Excerpted data:
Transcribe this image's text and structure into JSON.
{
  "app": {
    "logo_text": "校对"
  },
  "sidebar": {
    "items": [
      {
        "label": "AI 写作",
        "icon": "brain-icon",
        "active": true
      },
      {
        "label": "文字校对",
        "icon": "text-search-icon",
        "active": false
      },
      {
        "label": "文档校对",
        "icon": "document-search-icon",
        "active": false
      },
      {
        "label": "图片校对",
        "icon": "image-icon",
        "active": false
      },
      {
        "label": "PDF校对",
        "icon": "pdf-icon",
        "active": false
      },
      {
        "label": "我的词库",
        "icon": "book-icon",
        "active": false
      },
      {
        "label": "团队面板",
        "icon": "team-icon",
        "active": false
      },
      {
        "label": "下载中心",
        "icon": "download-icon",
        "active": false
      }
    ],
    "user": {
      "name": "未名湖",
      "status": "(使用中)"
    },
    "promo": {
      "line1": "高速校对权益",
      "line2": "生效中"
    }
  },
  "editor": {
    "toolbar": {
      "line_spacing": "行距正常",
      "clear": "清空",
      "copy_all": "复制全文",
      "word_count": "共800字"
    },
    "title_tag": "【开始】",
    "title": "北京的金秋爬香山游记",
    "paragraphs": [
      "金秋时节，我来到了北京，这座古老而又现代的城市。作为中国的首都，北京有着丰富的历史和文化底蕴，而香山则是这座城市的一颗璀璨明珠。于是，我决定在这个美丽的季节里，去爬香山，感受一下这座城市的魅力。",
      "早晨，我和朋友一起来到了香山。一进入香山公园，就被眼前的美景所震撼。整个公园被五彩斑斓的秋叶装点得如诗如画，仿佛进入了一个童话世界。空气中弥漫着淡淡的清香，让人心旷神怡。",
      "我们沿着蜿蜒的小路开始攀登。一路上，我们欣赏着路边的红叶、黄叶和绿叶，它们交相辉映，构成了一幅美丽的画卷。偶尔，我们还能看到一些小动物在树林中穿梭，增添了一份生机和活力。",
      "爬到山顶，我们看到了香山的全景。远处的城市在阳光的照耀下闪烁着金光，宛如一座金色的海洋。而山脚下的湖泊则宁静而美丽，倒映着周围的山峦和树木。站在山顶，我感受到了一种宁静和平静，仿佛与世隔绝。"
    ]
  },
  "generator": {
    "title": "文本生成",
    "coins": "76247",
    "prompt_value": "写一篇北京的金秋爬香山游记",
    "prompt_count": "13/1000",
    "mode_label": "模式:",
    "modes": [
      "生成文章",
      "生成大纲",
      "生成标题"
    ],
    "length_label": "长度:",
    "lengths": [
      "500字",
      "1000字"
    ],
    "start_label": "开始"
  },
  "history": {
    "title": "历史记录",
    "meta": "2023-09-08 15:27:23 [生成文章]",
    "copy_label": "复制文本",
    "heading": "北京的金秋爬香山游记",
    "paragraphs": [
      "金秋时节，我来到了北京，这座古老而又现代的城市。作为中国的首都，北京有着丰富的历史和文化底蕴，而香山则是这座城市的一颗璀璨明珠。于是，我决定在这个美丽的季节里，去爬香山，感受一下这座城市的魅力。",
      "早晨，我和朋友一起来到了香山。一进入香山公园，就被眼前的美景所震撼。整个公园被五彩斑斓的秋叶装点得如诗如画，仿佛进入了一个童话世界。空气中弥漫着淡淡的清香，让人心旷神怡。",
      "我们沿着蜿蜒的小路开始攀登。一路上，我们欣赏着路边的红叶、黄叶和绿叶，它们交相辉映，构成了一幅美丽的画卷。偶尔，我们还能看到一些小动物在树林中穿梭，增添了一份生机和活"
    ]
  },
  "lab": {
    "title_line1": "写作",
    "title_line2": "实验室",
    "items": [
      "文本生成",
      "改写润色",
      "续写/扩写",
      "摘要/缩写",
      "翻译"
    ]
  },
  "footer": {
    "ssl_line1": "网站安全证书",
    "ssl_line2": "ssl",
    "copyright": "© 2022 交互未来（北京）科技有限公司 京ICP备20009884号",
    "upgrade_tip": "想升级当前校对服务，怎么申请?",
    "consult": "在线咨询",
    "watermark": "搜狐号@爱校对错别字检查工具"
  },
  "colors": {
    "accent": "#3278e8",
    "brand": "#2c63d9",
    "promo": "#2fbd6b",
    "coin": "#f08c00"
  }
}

What to work on:
Print all of the entries again, exactly as written.

Answer in full:
Transcribe this image's text and structure into JSON.
{
  "app": {
    "logo_text": "校对"
  },
  "sidebar": {
    "items": [
      {
        "label": "AI 写作",
        "icon": "brain-icon",
        "active": true
      },
      {
        "label": "文字校对",
        "icon": "text-search-icon",
        "active": false
      },
      {
        "label": "文档校对",
        "icon": "document-search-icon",
        "active": false
      },
      {
        "label": "图片校对",
        "icon": "image-icon",
        "active": false
      },
      {
        "label": "PDF校对",
        "icon": "pdf-icon",
        "active": false
      },
      {
        "label": "我的词库",
        "icon": "book-icon",
        "active": false
      },
      {
        "label": "团队面板",
        "icon": "team-icon",
        "active": false
      },
      {
        "label": "下载中心",
        "icon": "download-icon",
        "active": false
      }
    ],
    "user": {
      "name": "未名湖",
      "status": "(使用中)"
    },
    "promo": {
      "line1": "高速校对权益",
      "line2": "生效中"
    }
  },
  "editor": {
    "toolbar": {
      "line_spacing": "行距正常",
      "clear": "清空",
      "copy_all": "复制全文",
      "word_count": "共800字"
    },
    "title_tag": "【开始】",
    "title": "北京的金秋爬香山游记",
    "paragraphs": [
      "金秋时节，我来到了北京，这座古老而又现代的城市。作为中国的首都，北京有着丰富的历史和文化底蕴，而香山则是这座城市的一颗璀璨明珠。于是，我决定在这个美丽的季节里，去爬香山，感受一下这座城市的魅力。",
      "早晨，我和朋友一起来到了香山。一进入香山公园，就被眼前的美景所震撼。整个公园被五彩斑斓的秋叶装点得如诗如画，仿佛进入了一个童话世界。空气中弥漫着淡淡的清香，让人心旷神怡。",
      "我们沿着蜿蜒的小路开始攀登。一路上，我们欣赏着路边的红叶、黄叶和绿叶，它们交相辉映，构成了一幅美丽的画卷。偶尔，我们还能看到一些小动物在树林中穿梭，增添了一份生机和活力。",
      "爬到山顶，我们看到了香山的全景。远处的城市在阳光的照耀下闪烁着金光，宛如一座金色的海洋。而山脚下的湖泊则宁静而美丽，倒映着周围的山峦和树木。站在山顶，我感受到了一种宁静和平静，仿佛与世隔绝。"
    ]
  },
  "generator": {
    "title": "文本生成",
    "coins": "76247",
    "prompt_value": "写一篇北京的金秋爬香山游记",
    "prompt_count": "13/1000",
    "mode_label": "模式:",
    "modes": [
      "生成文章",
      "生成大纲",
      "生成标题"
    ],
    "length_label": "长度:",
    "lengths": [
      "500字",
      "1000字"
    ],
    "start_label": "开始"
  },
  "history": {
    "title": "历史记录",
    "meta": "2023-09-08 15:27:23 [生成文章]",
    "copy_label": "复制文本",
    "heading": "北京的金秋爬香山游记",
    "paragraphs": [
      "金秋时节，我来到了北京，这座古老而又现代的城市。作为中国的首都，北京有着丰富的历史和文化底蕴，而香山则是这座城市的一颗璀璨明珠。于是，我决定在这个美丽的季节里，去爬香山，感受一下这座城市的魅力。",
      "早晨，我和朋友一起来到了香山。一进入香山公园，就被眼前的美景所震撼。整个公园被五彩斑斓的秋叶装点得如诗如画，仿佛进入了一个童话世界。空气中弥漫着淡淡的清香，让人心旷神怡。",
      "我们沿着蜿蜒的小路开始攀登。一路上，我们欣赏着路边的红叶、黄叶和绿叶，它们交相辉映，构成了一幅美丽的画卷。偶尔，我们还能看到一些小动物在树林中穿梭，增添了一份生机和活"
    ]
  },
  "lab": {
    "title_line1": "写作",
    "title_line2": "实验室",
    "items": [
      "文本生成",
      "改写润色",
      "续写/扩写",
      "摘要/缩写",
      "翻译"
    ]
  },
  "footer": {
    "ssl_line1": "网站安全证书",
    "ssl_line2": "ssl",
    "copyright": "© 2022 交互未来（北京）科技有限公司 京ICP备20009884号",
    "upgrade_tip": "想升级当前校对服务，怎么申请?",
    "consult": "在线咨询",
    "watermark": "搜狐号@爱校对错别字检查工具"
  },
  "colors": {
    "accent": "#3278e8",
    "brand": "#2c63d9",
    "promo": "#2fbd6b",
    "coin": "#f08c00"
  }
}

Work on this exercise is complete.